» **SHORT EXERCISE**:
Type out all the records word for word. Any pictures are to be left out.

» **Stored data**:

------------------------------

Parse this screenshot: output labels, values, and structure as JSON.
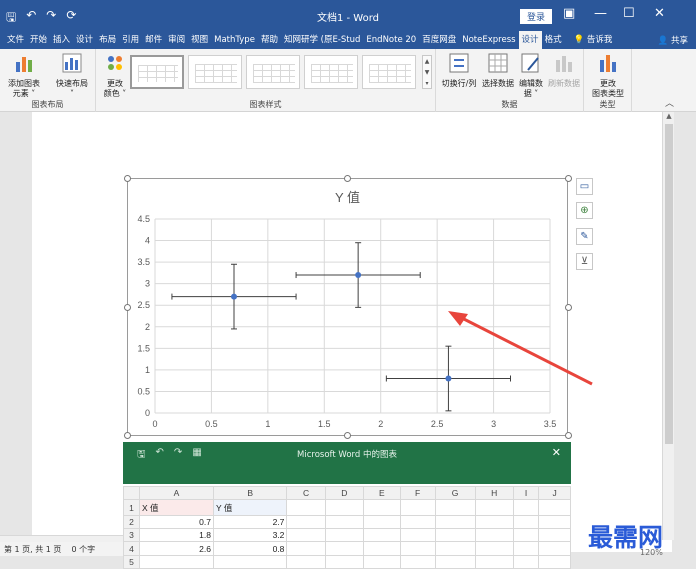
{
  "titlebar": {
    "doc_title": "文档1  -  Word",
    "login": "登录",
    "qat_save": "🖫",
    "qat_undo": "↶",
    "qat_redo": "↷",
    "qat_refresh": "⟳",
    "min": "—",
    "restore": "☐",
    "close": "✕",
    "ribbon_display": "▣"
  },
  "tabs": {
    "items": [
      "文件",
      "开始",
      "插入",
      "设计",
      "布局",
      "引用",
      "邮件",
      "审阅",
      "视图",
      "MathType",
      "帮助",
      "知网研学 (原E-Stud",
      "EndNote 20",
      "百度网盘",
      "NoteExpress",
      "设计",
      "格式"
    ],
    "tell_me": "告诉我",
    "share": "共享"
  },
  "ribbon": {
    "add_element": "添加图表\n元素 ˅",
    "quick_layout": "快速布局\n˅",
    "change_colors": "更改\n颜色 ˅",
    "switch_rowcol": "切换行/列",
    "select_data": "选择数据",
    "edit_data": "编辑数\n据 ˅",
    "refresh_data": "刷新数据",
    "change_type": "更改\n图表类型",
    "group_layout": "图表布局",
    "group_styles": "图表样式",
    "group_data": "数据",
    "group_type": "类型"
  },
  "chart_data": {
    "type": "scatter",
    "title": "Y 值",
    "xlim": [
      0,
      3.5
    ],
    "ylim": [
      0,
      4.5
    ],
    "x_ticks": [
      "0",
      "0.5",
      "1",
      "1.5",
      "2",
      "2.5",
      "3",
      "3.5"
    ],
    "y_ticks": [
      "0",
      "0.5",
      "1",
      "1.5",
      "2",
      "2.5",
      "3",
      "3.5",
      "4",
      "4.5"
    ],
    "grid": true,
    "series": [
      {
        "points": [
          {
            "x": 0.7,
            "y": 2.7,
            "x_err": 0.55,
            "y_err": 0.75
          },
          {
            "x": 1.8,
            "y": 3.2,
            "x_err": 0.55,
            "y_err": 0.75
          },
          {
            "x": 2.6,
            "y": 0.8,
            "x_err": 0.55,
            "y_err": 0.75
          }
        ],
        "color": "#4472c4"
      }
    ],
    "error_bar_color": "#404040",
    "annotation_arrow_color": "#e8453c"
  },
  "chart_tools": [
    "⊕",
    "✎",
    "⊻"
  ],
  "excel": {
    "title": "Microsoft Word 中的图表",
    "close": "✕",
    "columns": [
      "",
      "A",
      "B",
      "C",
      "D",
      "E",
      "F",
      "G",
      "H",
      "I",
      "J"
    ],
    "rows": [
      {
        "num": "1",
        "a": "X 值",
        "b": "Y 值"
      },
      {
        "num": "2",
        "a": "0.7",
        "b": "2.7"
      },
      {
        "num": "3",
        "a": "1.8",
        "b": "3.2"
      },
      {
        "num": "4",
        "a": "2.6",
        "b": "0.8"
      },
      {
        "num": "5",
        "a": "",
        "b": ""
      }
    ]
  },
  "status": {
    "page": "第 1 页, 共 1 页",
    "words": "0 个字",
    "zoom": "120%"
  },
  "watermark": "最需网"
}
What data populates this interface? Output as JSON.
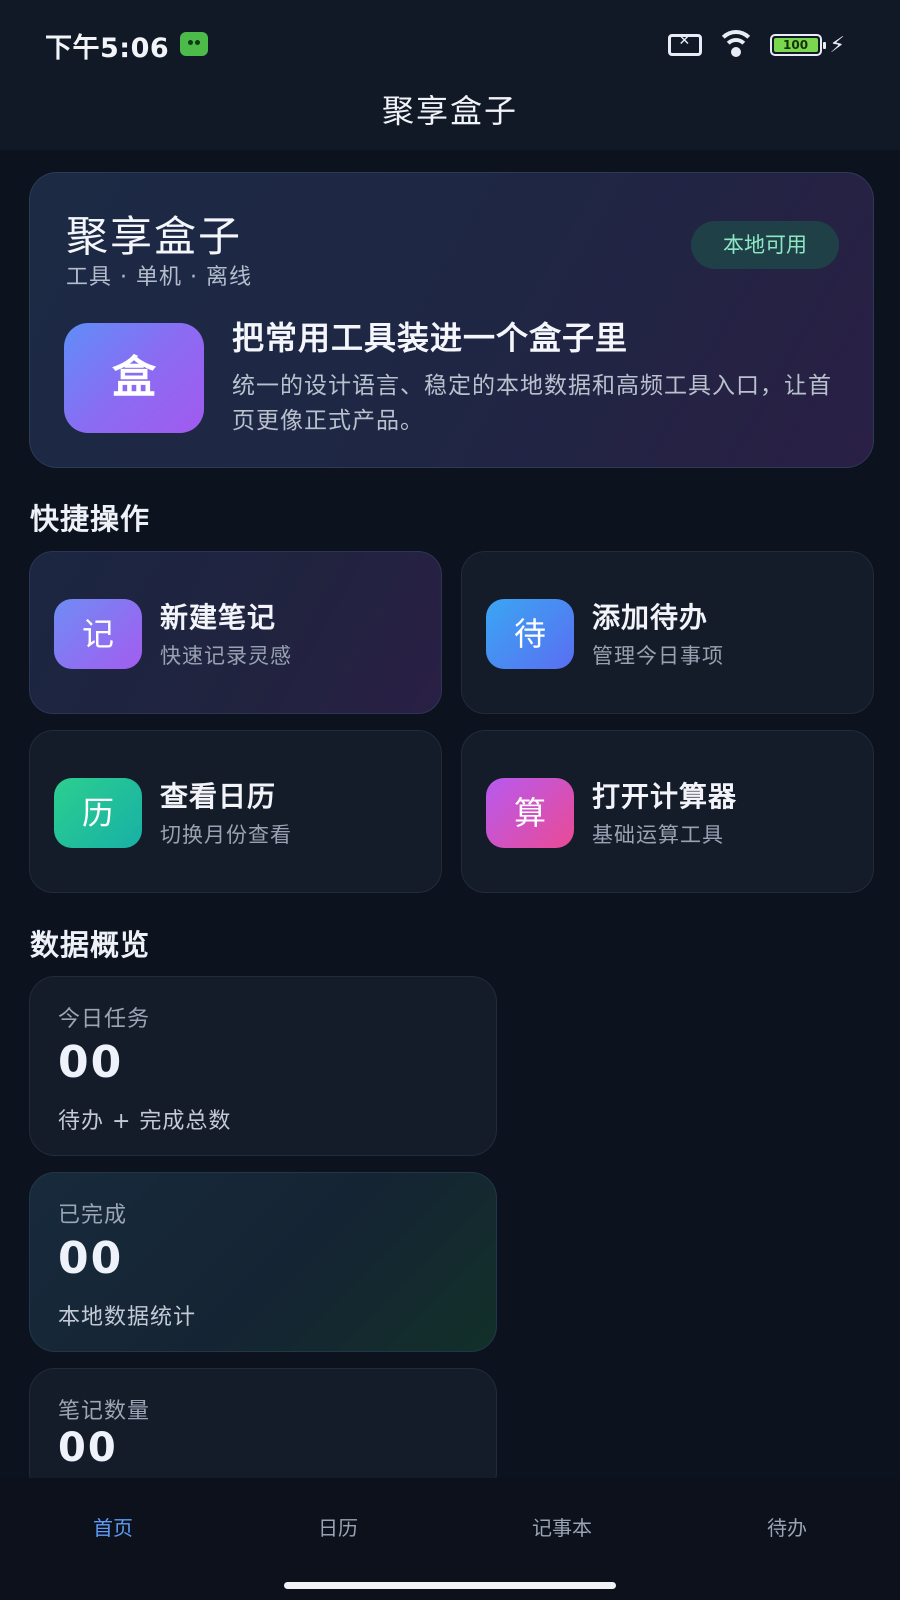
{
  "status_bar": {
    "time": "下午5:06",
    "battery": "100",
    "icons": [
      "app-notification-icon",
      "sim-off-icon",
      "wifi-icon",
      "battery-icon",
      "charging-bolt-icon"
    ]
  },
  "app_bar": {
    "title": "聚享盒子"
  },
  "hero": {
    "title": "聚享盒子",
    "subtitle": "工具 · 单机 · 离线",
    "badge": "本地可用",
    "logo_char": "盒",
    "headline": "把常用工具装进一个盒子里",
    "description": "统一的设计语言、稳定的本地数据和高频工具入口，让首页更像正式产品。"
  },
  "quick_actions": {
    "title": "快捷操作",
    "items": [
      {
        "icon": "记",
        "label": "新建笔记",
        "desc": "快速记录灵感",
        "color_from": "#6f8cf4",
        "color_to": "#a35cf0"
      },
      {
        "icon": "待",
        "label": "添加待办",
        "desc": "管理今日事项",
        "color_from": "#3aa6f2",
        "color_to": "#5a6ef2"
      },
      {
        "icon": "历",
        "label": "查看日历",
        "desc": "切换月份查看",
        "color_from": "#2ccf8f",
        "color_to": "#18b0a6"
      },
      {
        "icon": "算",
        "label": "打开计算器",
        "desc": "基础运算工具",
        "color_from": "#b75af0",
        "color_to": "#ea4a94"
      }
    ]
  },
  "overview": {
    "title": "数据概览",
    "stats": [
      {
        "label": "今日任务",
        "value": "00",
        "note": "待办 + 完成总数"
      },
      {
        "label": "已完成",
        "value": "00",
        "note": "本地数据统计"
      },
      {
        "label": "笔记数量",
        "value": "00",
        "note": ""
      }
    ]
  },
  "bottom_nav": {
    "items": [
      {
        "label": "首页",
        "active": true
      },
      {
        "label": "日历",
        "active": false
      },
      {
        "label": "记事本",
        "active": false
      },
      {
        "label": "待办",
        "active": false
      }
    ]
  },
  "colors": {
    "background": "#0c121e",
    "accent": "#5e9cf7",
    "badge_text": "#8ee6c4"
  }
}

------------------------------

» **SOLUTION TO THE EXERCISE**:
Parse this screenshot: output labels, values, and structure as JSON.
{
  "titlebar": {
    "doc_title": "文档1  -  Word",
    "login": "登录",
    "qat_save": "🖫",
    "qat_undo": "↶",
    "qat_redo": "↷",
    "qat_refresh": "⟳",
    "min": "—",
    "restore": "☐",
    "close": "✕",
    "ribbon_display": "▣"
  },
  "tabs": {
    "items": [
      "文件",
      "开始",
      "插入",
      "设计",
      "布局",
      "引用",
      "邮件",
      "审阅",
      "视图",
      "MathType",
      "帮助",
      "知网研学 (原E-Stud",
      "EndNote 20",
      "百度网盘",
      "NoteExpress",
      "设计",
      "格式"
    ],
    "tell_me": "告诉我",
    "share": "共享"
  },
  "ribbon": {
    "add_element": "添加图表\n元素 ˅",
    "quick_layout": "快速布局\n˅",
    "change_colors": "更改\n颜色 ˅",
    "switch_rowcol": "切换行/列",
    "select_data": "选择数据",
    "edit_data": "编辑数\n据 ˅",
    "refresh_data": "刷新数据",
    "change_type": "更改\n图表类型",
    "group_layout": "图表布局",
    "group_styles": "图表样式",
    "group_data": "数据",
    "group_type": "类型"
  },
  "chart_data": {
    "type": "scatter",
    "title": "Y 值",
    "xlim": [
      0,
      3.5
    ],
    "ylim": [
      0,
      4.5
    ],
    "x_ticks": [
      "0",
      "0.5",
      "1",
      "1.5",
      "2",
      "2.5",
      "3",
      "3.5"
    ],
    "y_ticks": [
      "0",
      "0.5",
      "1",
      "1.5",
      "2",
      "2.5",
      "3",
      "3.5",
      "4",
      "4.5"
    ],
    "grid": true,
    "series": [
      {
        "points": [
          {
            "x": 0.7,
            "y": 2.7,
            "x_err": 0.55,
            "y_err": 0.75
          },
          {
            "x": 1.8,
            "y": 3.2,
            "x_err": 0.55,
            "y_err": 0.75
          },
          {
            "x": 2.6,
            "y": 0.8,
            "x_err": 0.55,
            "y_err": 0.75
          }
        ],
        "color": "#4472c4"
      }
    ],
    "error_bar_color": "#404040",
    "annotation_arrow_color": "#e8453c"
  },
  "chart_tools": [
    "⊕",
    "✎",
    "⊻"
  ],
  "excel": {
    "title": "Microsoft Word 中的图表",
    "close": "✕",
    "columns": [
      "",
      "A",
      "B",
      "C",
      "D",
      "E",
      "F",
      "G",
      "H",
      "I",
      "J"
    ],
    "rows": [
      {
        "num": "1",
        "a": "X 值",
        "b": "Y 值"
      },
      {
        "num": "2",
        "a": "0.7",
        "b": "2.7"
      },
      {
        "num": "3",
        "a": "1.8",
        "b": "3.2"
      },
      {
        "num": "4",
        "a": "2.6",
        "b": "0.8"
      },
      {
        "num": "5",
        "a": "",
        "b": ""
      }
    ]
  },
  "status": {
    "page": "第 1 页, 共 1 页",
    "words": "0 个字",
    "zoom": "120%"
  },
  "watermark": "最需网"
}
What data populates this interface? Output as JSON.
{
  "status_bar": {
    "time": "下午5:06",
    "battery": "100",
    "icons": [
      "app-notification-icon",
      "sim-off-icon",
      "wifi-icon",
      "battery-icon",
      "charging-bolt-icon"
    ]
  },
  "app_bar": {
    "title": "聚享盒子"
  },
  "hero": {
    "title": "聚享盒子",
    "subtitle": "工具 · 单机 · 离线",
    "badge": "本地可用",
    "logo_char": "盒",
    "headline": "把常用工具装进一个盒子里",
    "description": "统一的设计语言、稳定的本地数据和高频工具入口，让首页更像正式产品。"
  },
  "quick_actions": {
    "title": "快捷操作",
    "items": [
      {
        "icon": "记",
        "label": "新建笔记",
        "desc": "快速记录灵感",
        "color_from": "#6f8cf4",
        "color_to": "#a35cf0"
      },
      {
        "icon": "待",
        "label": "添加待办",
        "desc": "管理今日事项",
        "color_from": "#3aa6f2",
        "color_to": "#5a6ef2"
      },
      {
        "icon": "历",
        "label": "查看日历",
        "desc": "切换月份查看",
        "color_from": "#2ccf8f",
        "color_to": "#18b0a6"
      },
      {
        "icon": "算",
        "label": "打开计算器",
        "desc": "基础运算工具",
        "color_from": "#b75af0",
        "color_to": "#ea4a94"
      }
    ]
  },
  "overview": {
    "title": "数据概览",
    "stats": [
      {
        "label": "今日任务",
        "value": "00",
        "note": "待办 + 完成总数"
      },
      {
        "label": "已完成",
        "value": "00",
        "note": "本地数据统计"
      },
      {
        "label": "笔记数量",
        "value": "00",
        "note": ""
      }
    ]
  },
  "bottom_nav": {
    "items": [
      {
        "label": "首页",
        "active": true
      },
      {
        "label": "日历",
        "active": false
      },
      {
        "label": "记事本",
        "active": false
      },
      {
        "label": "待办",
        "active": false
      }
    ]
  },
  "colors": {
    "background": "#0c121e",
    "accent": "#5e9cf7",
    "badge_text": "#8ee6c4"
  }
}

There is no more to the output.